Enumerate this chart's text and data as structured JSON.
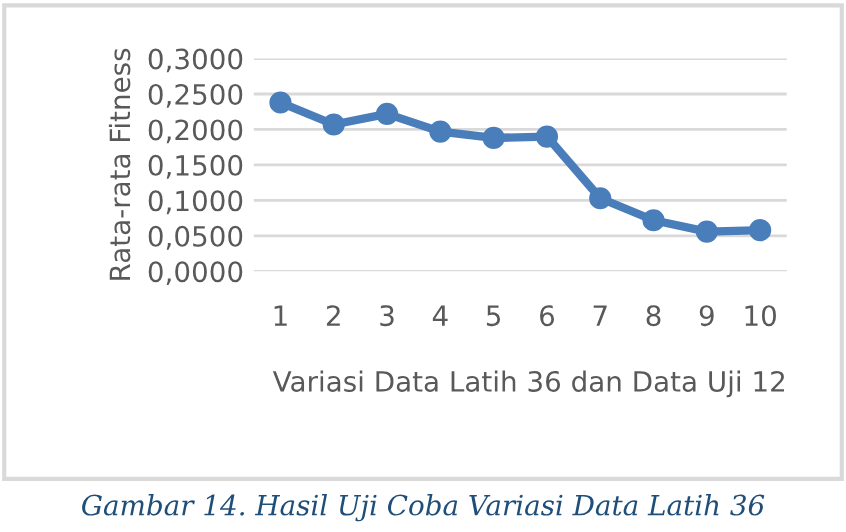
{
  "chart_data": {
    "type": "line",
    "xlabel": "Variasi Data Latih 36 dan Data Uji 12",
    "ylabel": "Rata-rata Fitness",
    "categories": [
      "1",
      "2",
      "3",
      "4",
      "5",
      "6",
      "7",
      "8",
      "9",
      "10"
    ],
    "series": [
      {
        "color": "#4a7ebb",
        "values": [
          0.238,
          0.207,
          0.222,
          0.197,
          0.188,
          0.19,
          0.103,
          0.072,
          0.056,
          0.058
        ]
      }
    ],
    "ylim": [
      0,
      0.3
    ],
    "yticks": [
      {
        "value": 0,
        "label": "0,0000"
      },
      {
        "value": 0.05,
        "label": "0,0500"
      },
      {
        "value": 0.1,
        "label": "0,1000"
      },
      {
        "value": 0.15,
        "label": "0,1500"
      },
      {
        "value": 0.2,
        "label": "0,2000"
      },
      {
        "value": 0.25,
        "label": "0,2500"
      },
      {
        "value": 0.3,
        "label": "0,3000"
      }
    ],
    "grid": "y",
    "marker": "circle",
    "line_style": "solid",
    "annotations": [
      "Gambar 14. Hasil Uji Coba Variasi Data Latih 36"
    ]
  }
}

========================================

What is required — Your task is to pick out every line with the string "Latih" and copy it.

Written response —
    "xlabel": "Variasi Data Latih 36 dan Data Uji 12",
      "Gambar 14. Hasil Uji Coba Variasi Data Latih 36"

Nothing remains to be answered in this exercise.